→ Goal: Write out the full listing exactly as given, minus the images.

→ Data entries:

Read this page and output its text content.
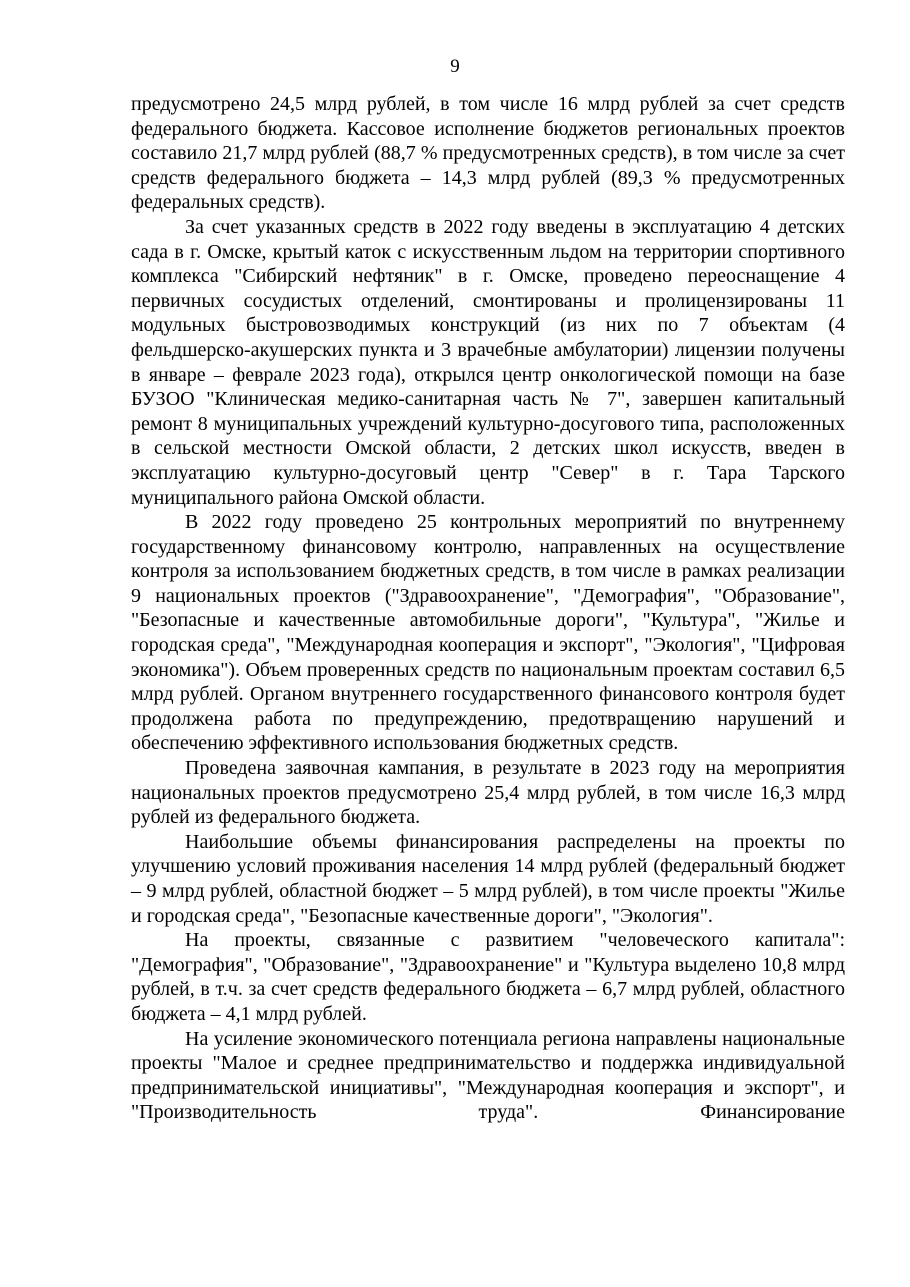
9

предусмотрено 24,5 млрд рублей, в том числе 16 млрд рублей за счет средств федерального бюджета. Кассовое исполнение бюджетов региональных проектов составило 21,7 млрд рублей (88,7 % предусмотренных средств), в том числе за счет средств федерального бюджета – 14,3 млрд рублей (89,3 % предусмотренных федеральных средств).

За счет указанных средств в 2022 году введены в эксплуатацию 4 детских сада в г. Омске, крытый каток с искусственным льдом на территории спортивного комплекса "Сибирский нефтяник" в г. Омске, проведено переоснащение 4 первичных сосудистых отделений, смонтированы и пролицензированы 11 модульных быстровозводимых конструкций (из них по 7 объектам (4 фельдшерско-акушерских пункта и 3 врачебные амбулатории) лицензии получены в январе – феврале 2023 года), открылся центр онкологической помощи на базе БУЗОО "Клиническая медико-санитарная часть № 7", завершен капитальный ремонт 8 муниципальных учреждений культурно-досугового типа, расположенных в сельской местности Омской области, 2 детских школ искусств, введен в эксплуатацию культурно-досуговый центр "Север" в г. Тара Тарского муниципального района Омской области.

В 2022 году проведено 25 контрольных мероприятий по внутреннему государственному финансовому контролю, направленных на осуществление контроля за использованием бюджетных средств, в том числе в рамках реализации 9 национальных проектов ("Здравоохранение", "Демография", "Образование", "Безопасные и качественные автомобильные дороги", "Культура", "Жилье и городская среда", "Международная кооперация и экспорт", "Экология", "Цифровая экономика"). Объем проверенных средств по национальным проектам составил 6,5 млрд рублей. Органом внутреннего государственного финансового контроля будет продолжена работа по предупреждению, предотвращению нарушений и обеспечению эффективного использования бюджетных средств.

Проведена заявочная кампания, в результате в 2023 году на мероприятия национальных проектов предусмотрено 25,4 млрд рублей, в том числе 16,3 млрд рублей из федерального бюджета.

Наибольшие объемы финансирования распределены на проекты по улучшению условий проживания населения 14 млрд рублей (федеральный бюджет – 9 млрд рублей, областной бюджет – 5 млрд рублей), в том числе проекты "Жилье и городская среда", "Безопасные качественные дороги", "Экология".

На проекты, связанные с развитием "человеческого капитала": "Демография", "Образование", "Здравоохранение" и "Культура выделено 10,8 млрд рублей, в т.ч. за счет средств федерального бюджета – 6,7 млрд рублей, областного бюджета – 4,1 млрд рублей.

На усиление экономического потенциала региона направлены национальные проекты "Малое и среднее предпринимательство и поддержка индивидуальной предпринимательской инициативы", "Международная кооперация и экспорт", и "Производительность труда". Финансирование
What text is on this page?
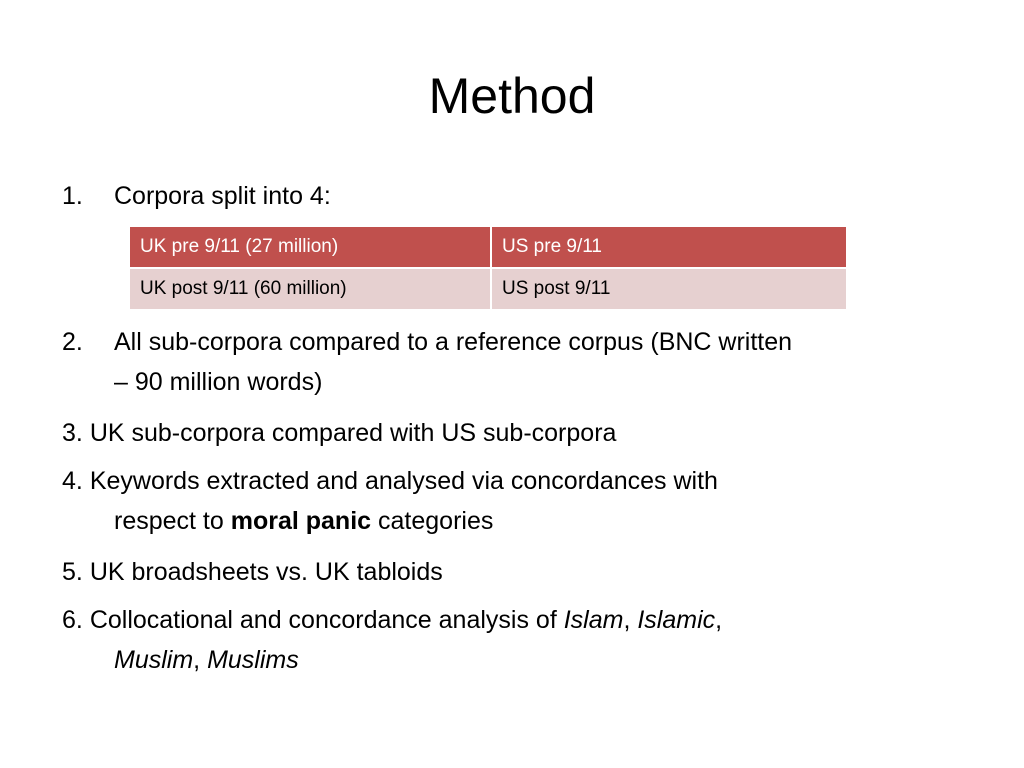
Method
1. Corpora split into 4:
UK pre 9/11 (27 million)	US pre 9/11
UK post 9/11 (60 million)	US post 9/11
2. All sub-corpora compared to a reference corpus (BNC written
– 90 million words)
3. UK sub-corpora compared with US sub-corpora
4. Keywords extracted and analysed via concordances with
respect to moral panic categories
5. UK broadsheets vs. UK tabloids
6. Collocational and concordance analysis of Islam, Islamic,
Muslim, Muslims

→ Task response:
Read this page and output its text content.
9

предусмотрено 24,5 млрд рублей, в том числе 16 млрд рублей за счет средств федерального бюджета. Кассовое исполнение бюджетов региональных проектов составило 21,7 млрд рублей (88,7 % предусмотренных средств), в том числе за счет средств федерального бюджета – 14,3 млрд рублей (89,3 % предусмотренных федеральных средств).

За счет указанных средств в 2022 году введены в эксплуатацию 4 детских сада в г. Омске, крытый каток с искусственным льдом на территории спортивного комплекса "Сибирский нефтяник" в г. Омске, проведено переоснащение 4 первичных сосудистых отделений, смонтированы и пролицензированы 11 модульных быстровозводимых конструкций (из них по 7 объектам (4 фельдшерско-акушерских пункта и 3 врачебные амбулатории) лицензии получены в январе – феврале 2023 года), открылся центр онкологической помощи на базе БУЗОО "Клиническая медико-санитарная часть № 7", завершен капитальный ремонт 8 муниципальных учреждений культурно-досугового типа, расположенных в сельской местности Омской области, 2 детских школ искусств, введен в эксплуатацию культурно-досуговый центр "Север" в г. Тара Тарского муниципального района Омской области.

В 2022 году проведено 25 контрольных мероприятий по внутреннему государственному финансовому контролю, направленных на осуществление контроля за использованием бюджетных средств, в том числе в рамках реализации 9 национальных проектов ("Здравоохранение", "Демография", "Образование", "Безопасные и качественные автомобильные дороги", "Культура", "Жилье и городская среда", "Международная кооперация и экспорт", "Экология", "Цифровая экономика"). Объем проверенных средств по национальным проектам составил 6,5 млрд рублей. Органом внутреннего государственного финансового контроля будет продолжена работа по предупреждению, предотвращению нарушений и обеспечению эффективного использования бюджетных средств.

Проведена заявочная кампания, в результате в 2023 году на мероприятия национальных проектов предусмотрено 25,4 млрд рублей, в том числе 16,3 млрд рублей из федерального бюджета.

Наибольшие объемы финансирования распределены на проекты по улучшению условий проживания населения 14 млрд рублей (федеральный бюджет – 9 млрд рублей, областной бюджет – 5 млрд рублей), в том числе проекты "Жилье и городская среда", "Безопасные качественные дороги", "Экология".

На проекты, связанные с развитием "человеческого капитала": "Демография", "Образование", "Здравоохранение" и "Культура выделено 10,8 млрд рублей, в т.ч. за счет средств федерального бюджета – 6,7 млрд рублей, областного бюджета – 4,1 млрд рублей.

На усиление экономического потенциала региона направлены национальные проекты "Малое и среднее предпринимательство и поддержка индивидуальной предпринимательской инициативы", "Международная кооперация и экспорт", и "Производительность труда". Финансирование
What text is on this page?
Method
1. Corpora split into 4:
UK pre 9/11 (27 million)	US pre 9/11
UK post 9/11 (60 million)	US post 9/11
2. All sub-corpora compared to a reference corpus (BNC written
– 90 million words)
3. UK sub-corpora compared with US sub-corpora
4. Keywords extracted and analysed via concordances with
respect to moral panic categories
5. UK broadsheets vs. UK tabloids
6. Collocational and concordance analysis of Islam, Islamic,
Muslim, Muslims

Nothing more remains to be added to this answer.